(Data items)
::::
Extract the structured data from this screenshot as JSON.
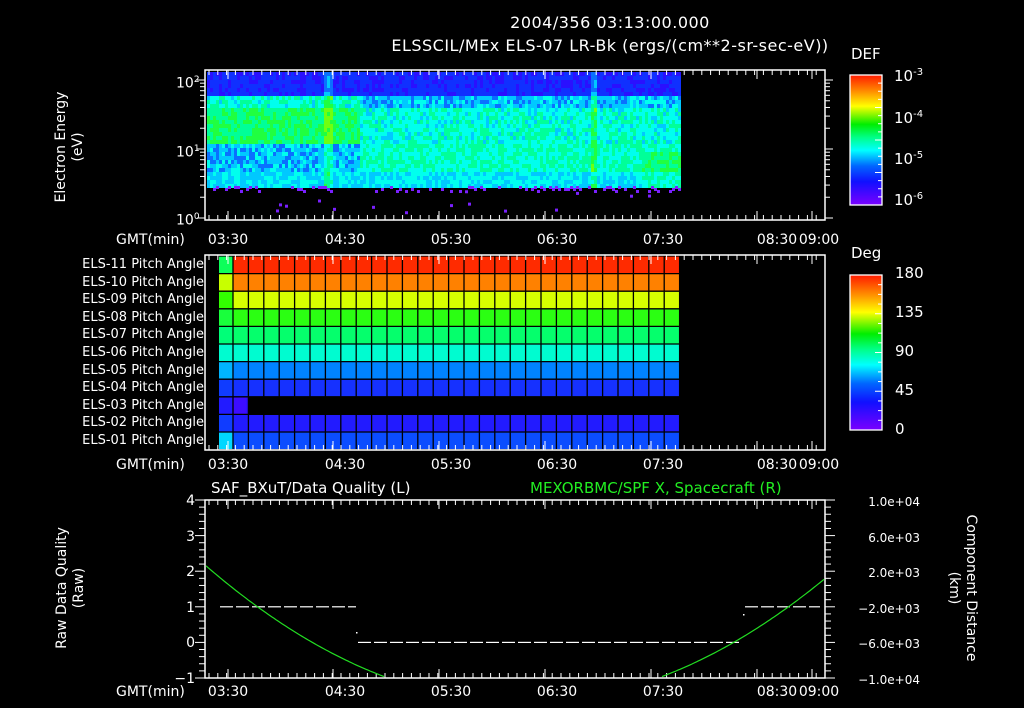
{
  "header": {
    "datetime": "2004/356 03:13:00.000",
    "title": "ELSSCIL/MEx ELS-07 LR-Bk  (ergs/(cm**2-sr-sec-eV))"
  },
  "time_axis": {
    "label": "GMT(min)",
    "ticks": [
      "03:30",
      "04:30",
      "05:30",
      "06:30",
      "07:30",
      "08:30",
      "09:00"
    ]
  },
  "colors": {
    "background": "#000000",
    "foreground": "#ffffff",
    "right_axis_title": "#22ee22",
    "position_trace": "#22dd22",
    "quality_trace": "#ffffff"
  },
  "chart_data": [
    {
      "type": "heatmap",
      "title": "ELSSCIL/MEx ELS-07 LR-Bk  (ergs/(cm**2-sr-sec-eV))",
      "ylabel": "Electron Energy (eV)",
      "xlabel": "GMT(min)",
      "yscale": "log",
      "ylim": [
        1,
        150
      ],
      "yticks": [
        "10^0",
        "10^1",
        "10^2"
      ],
      "xticks": [
        "03:30",
        "04:30",
        "05:30",
        "06:30",
        "07:30",
        "08:30",
        "09:00"
      ],
      "data_time_range": [
        "03:13",
        "07:42"
      ],
      "colorbar": {
        "label": "DEF",
        "scale": "log",
        "range": [
          1e-06,
          0.001
        ],
        "ticks": [
          "10^-3",
          "10^-4",
          "10^-5",
          "10^-6"
        ]
      },
      "description": "Spectrogram with peak flux (green, ~1e-4) at 10-60 eV before 04:45; cyan/blue (~1e-5) after; lower cutoff ~4 eV with sparse purple points below"
    },
    {
      "type": "heatmap",
      "title": "Pitch Angle",
      "rows": [
        "ELS-11 Pitch Angle",
        "ELS-10 Pitch Angle",
        "ELS-09 Pitch Angle",
        "ELS-08 Pitch Angle",
        "ELS-07 Pitch Angle",
        "ELS-06 Pitch Angle",
        "ELS-05 Pitch Angle",
        "ELS-04 Pitch Angle",
        "ELS-03 Pitch Angle",
        "ELS-02 Pitch Angle",
        "ELS-01 Pitch Angle"
      ],
      "values_deg": [
        172,
        157,
        137,
        112,
        97,
        82,
        58,
        35,
        18,
        25,
        45
      ],
      "xticks": [
        "03:30",
        "04:30",
        "05:30",
        "06:30",
        "07:30",
        "08:30",
        "09:00"
      ],
      "data_time_range": [
        "03:13",
        "07:42"
      ],
      "colorbar": {
        "label": "Deg",
        "range": [
          0,
          180
        ],
        "ticks": [
          "180",
          "135",
          "90",
          "45",
          "0"
        ]
      }
    },
    {
      "type": "line",
      "title_left": "SAF_BXuT/Data Quality (L)",
      "title_right": "MEXORBMC/SPF X, Spacecraft (R)",
      "ylabel_left": "Raw Data Quality (Raw)",
      "ylabel_right": "Component Distance (km)",
      "xlabel": "GMT(min)",
      "ylim_left": [
        -1,
        4
      ],
      "yticks_left": [
        "4",
        "3",
        "2",
        "1",
        "0",
        "-1"
      ],
      "ylim_right": [
        -10000,
        10000
      ],
      "yticks_right": [
        "1.0e+04",
        "6.0e+03",
        "2.0e+03",
        "-2.0e+03",
        "-6.0e+03",
        "-1.0e+04"
      ],
      "xticks": [
        "03:30",
        "04:30",
        "05:30",
        "06:30",
        "07:30",
        "08:30",
        "09:00"
      ],
      "series": [
        {
          "name": "Data Quality (L)",
          "axis": "left",
          "segments": [
            {
              "x": [
                "03:13",
                "04:43"
              ],
              "y": 1
            },
            {
              "x": [
                "04:45",
                "08:10"
              ],
              "y": 0
            },
            {
              "x": [
                "08:13",
                "09:00"
              ],
              "y": 1
            }
          ]
        },
        {
          "name": "SPF X, Spacecraft (R)",
          "axis": "right",
          "x": [
            "03:13",
            "03:30",
            "04:00",
            "04:30",
            "04:55",
            "07:25",
            "07:45",
            "08:15",
            "08:45",
            "09:00"
          ],
          "y": [
            2700,
            0,
            -4000,
            -7600,
            -10000,
            -10000,
            -8000,
            -3600,
            1600,
            2700
          ]
        }
      ]
    }
  ],
  "panel1": {
    "ylabel_line1": "Electron Energy",
    "ylabel_line2": "(eV)",
    "yticks": [
      {
        "base": "10",
        "exp": "2"
      },
      {
        "base": "10",
        "exp": "1"
      },
      {
        "base": "10",
        "exp": "0"
      }
    ],
    "colorbar_label": "DEF",
    "colorbar_ticks": [
      {
        "base": "10",
        "exp": "-3"
      },
      {
        "base": "10",
        "exp": "-4"
      },
      {
        "base": "10",
        "exp": "-5"
      },
      {
        "base": "10",
        "exp": "-6"
      }
    ]
  },
  "panel2": {
    "rows": [
      "ELS-11 Pitch Angle",
      "ELS-10 Pitch Angle",
      "ELS-09 Pitch Angle",
      "ELS-08 Pitch Angle",
      "ELS-07 Pitch Angle",
      "ELS-06 Pitch Angle",
      "ELS-05 Pitch Angle",
      "ELS-04 Pitch Angle",
      "ELS-03 Pitch Angle",
      "ELS-02 Pitch Angle",
      "ELS-01 Pitch Angle"
    ],
    "colorbar_label": "Deg",
    "colorbar_ticks": [
      "180",
      "135",
      "90",
      "45",
      "0"
    ]
  },
  "panel3": {
    "title_left": "SAF_BXuT/Data Quality (L)",
    "title_right": "MEXORBMC/SPF X, Spacecraft (R)",
    "ylabel_left_line1": "Raw Data Quality",
    "ylabel_left_line2": "(Raw)",
    "ylabel_right_line1": "Component Distance",
    "ylabel_right_line2": "(km)",
    "yticks_left": [
      "4",
      "3",
      "2",
      "1",
      "0",
      "−1"
    ],
    "yticks_right": [
      "1.0e+04",
      "6.0e+03",
      "2.0e+03",
      "−2.0e+03",
      "−6.0e+03",
      "−1.0e+04"
    ]
  }
}
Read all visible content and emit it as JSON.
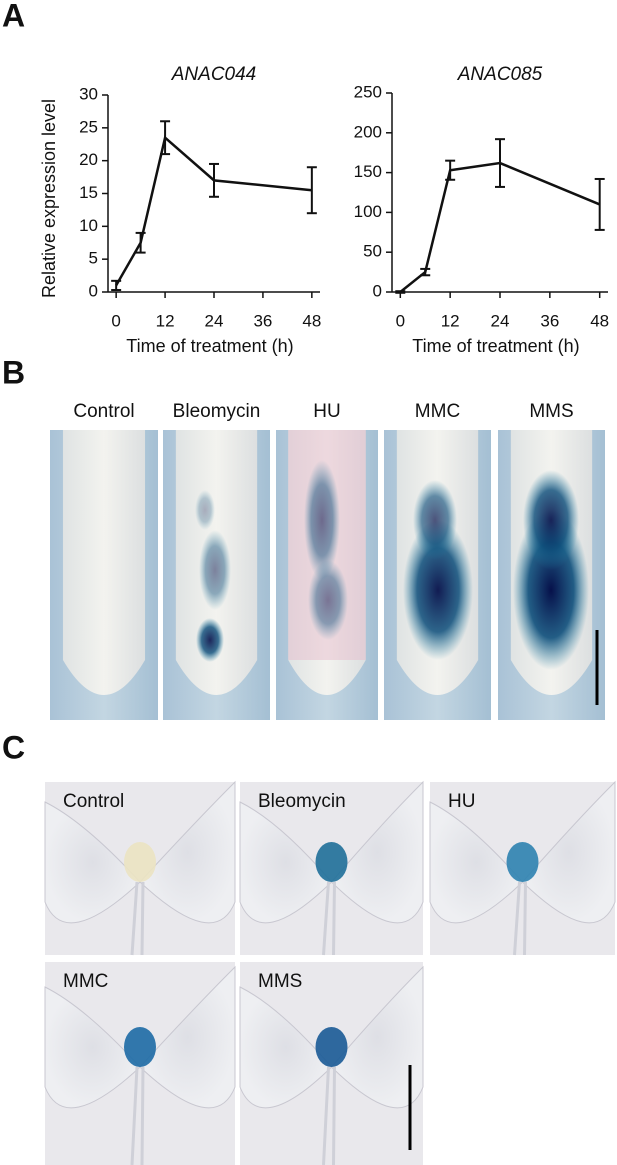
::::
=== DIRECTION ===
Print all of the records shown above exactly, leaving out each picture.

=== RESULT OF THE TASK ===
Extract the structured data from this screenshot as JSON.
{
  "header": {
    "datetime": "2004/356 03:13:00.000",
    "title": "ELSSCIL/MEx ELS-07 LR-Bk  (ergs/(cm**2-sr-sec-eV))"
  },
  "time_axis": {
    "label": "GMT(min)",
    "ticks": [
      "03:30",
      "04:30",
      "05:30",
      "06:30",
      "07:30",
      "08:30",
      "09:00"
    ]
  },
  "colors": {
    "background": "#000000",
    "foreground": "#ffffff",
    "right_axis_title": "#22ee22",
    "position_trace": "#22dd22",
    "quality_trace": "#ffffff"
  },
  "chart_data": [
    {
      "type": "heatmap",
      "title": "ELSSCIL/MEx ELS-07 LR-Bk  (ergs/(cm**2-sr-sec-eV))",
      "ylabel": "Electron Energy (eV)",
      "xlabel": "GMT(min)",
      "yscale": "log",
      "ylim": [
        1,
        150
      ],
      "yticks": [
        "10^0",
        "10^1",
        "10^2"
      ],
      "xticks": [
        "03:30",
        "04:30",
        "05:30",
        "06:30",
        "07:30",
        "08:30",
        "09:00"
      ],
      "data_time_range": [
        "03:13",
        "07:42"
      ],
      "colorbar": {
        "label": "DEF",
        "scale": "log",
        "range": [
          1e-06,
          0.001
        ],
        "ticks": [
          "10^-3",
          "10^-4",
          "10^-5",
          "10^-6"
        ]
      },
      "description": "Spectrogram with peak flux (green, ~1e-4) at 10-60 eV before 04:45; cyan/blue (~1e-5) after; lower cutoff ~4 eV with sparse purple points below"
    },
    {
      "type": "heatmap",
      "title": "Pitch Angle",
      "rows": [
        "ELS-11 Pitch Angle",
        "ELS-10 Pitch Angle",
        "ELS-09 Pitch Angle",
        "ELS-08 Pitch Angle",
        "ELS-07 Pitch Angle",
        "ELS-06 Pitch Angle",
        "ELS-05 Pitch Angle",
        "ELS-04 Pitch Angle",
        "ELS-03 Pitch Angle",
        "ELS-02 Pitch Angle",
        "ELS-01 Pitch Angle"
      ],
      "values_deg": [
        172,
        157,
        137,
        112,
        97,
        82,
        58,
        35,
        18,
        25,
        45
      ],
      "xticks": [
        "03:30",
        "04:30",
        "05:30",
        "06:30",
        "07:30",
        "08:30",
        "09:00"
      ],
      "data_time_range": [
        "03:13",
        "07:42"
      ],
      "colorbar": {
        "label": "Deg",
        "range": [
          0,
          180
        ],
        "ticks": [
          "180",
          "135",
          "90",
          "45",
          "0"
        ]
      }
    },
    {
      "type": "line",
      "title_left": "SAF_BXuT/Data Quality (L)",
      "title_right": "MEXORBMC/SPF X, Spacecraft (R)",
      "ylabel_left": "Raw Data Quality (Raw)",
      "ylabel_right": "Component Distance (km)",
      "xlabel": "GMT(min)",
      "ylim_left": [
        -1,
        4
      ],
      "yticks_left": [
        "4",
        "3",
        "2",
        "1",
        "0",
        "-1"
      ],
      "ylim_right": [
        -10000,
        10000
      ],
      "yticks_right": [
        "1.0e+04",
        "6.0e+03",
        "2.0e+03",
        "-2.0e+03",
        "-6.0e+03",
        "-1.0e+04"
      ],
      "xticks": [
        "03:30",
        "04:30",
        "05:30",
        "06:30",
        "07:30",
        "08:30",
        "09:00"
      ],
      "series": [
        {
          "name": "Data Quality (L)",
          "axis": "left",
          "segments": [
            {
              "x": [
                "03:13",
                "04:43"
              ],
              "y": 1
            },
            {
              "x": [
                "04:45",
                "08:10"
              ],
              "y": 0
            },
            {
              "x": [
                "08:13",
                "09:00"
              ],
              "y": 1
            }
          ]
        },
        {
          "name": "SPF X, Spacecraft (R)",
          "axis": "right",
          "x": [
            "03:13",
            "03:30",
            "04:00",
            "04:30",
            "04:55",
            "07:25",
            "07:45",
            "08:15",
            "08:45",
            "09:00"
          ],
          "y": [
            2700,
            0,
            -4000,
            -7600,
            -10000,
            -10000,
            -8000,
            -3600,
            1600,
            2700
          ]
        }
      ]
    }
  ],
  "panel1": {
    "ylabel_line1": "Electron Energy",
    "ylabel_line2": "(eV)",
    "yticks": [
      {
        "base": "10",
        "exp": "2"
      },
      {
        "base": "10",
        "exp": "1"
      },
      {
        "base": "10",
        "exp": "0"
      }
    ],
    "colorbar_label": "DEF",
    "colorbar_ticks": [
      {
        "base": "10",
        "exp": "-3"
      },
      {
        "base": "10",
        "exp": "-4"
      },
      {
        "base": "10",
        "exp": "-5"
      },
      {
        "base": "10",
        "exp": "-6"
      }
    ]
  },
  "panel2": {
    "rows": [
      "ELS-11 Pitch Angle",
      "ELS-10 Pitch Angle",
      "ELS-09 Pitch Angle",
      "ELS-08 Pitch Angle",
      "ELS-07 Pitch Angle",
      "ELS-06 Pitch Angle",
      "ELS-05 Pitch Angle",
      "ELS-04 Pitch Angle",
      "ELS-03 Pitch Angle",
      "ELS-02 Pitch Angle",
      "ELS-01 Pitch Angle"
    ],
    "colorbar_label": "Deg",
    "colorbar_ticks": [
      "180",
      "135",
      "90",
      "45",
      "0"
    ]
  },
  "panel3": {
    "title_left": "SAF_BXuT/Data Quality (L)",
    "title_right": "MEXORBMC/SPF X, Spacecraft (R)",
    "ylabel_left_line1": "Raw Data Quality",
    "ylabel_left_line2": "(Raw)",
    "ylabel_right_line1": "Component Distance",
    "ylabel_right_line2": "(km)",
    "yticks_left": [
      "4",
      "3",
      "2",
      "1",
      "0",
      "−1"
    ],
    "yticks_right": [
      "1.0e+04",
      "6.0e+03",
      "2.0e+03",
      "−2.0e+03",
      "−6.0e+03",
      "−1.0e+04"
    ]
  }
}
Read all visible content and emit it as JSON.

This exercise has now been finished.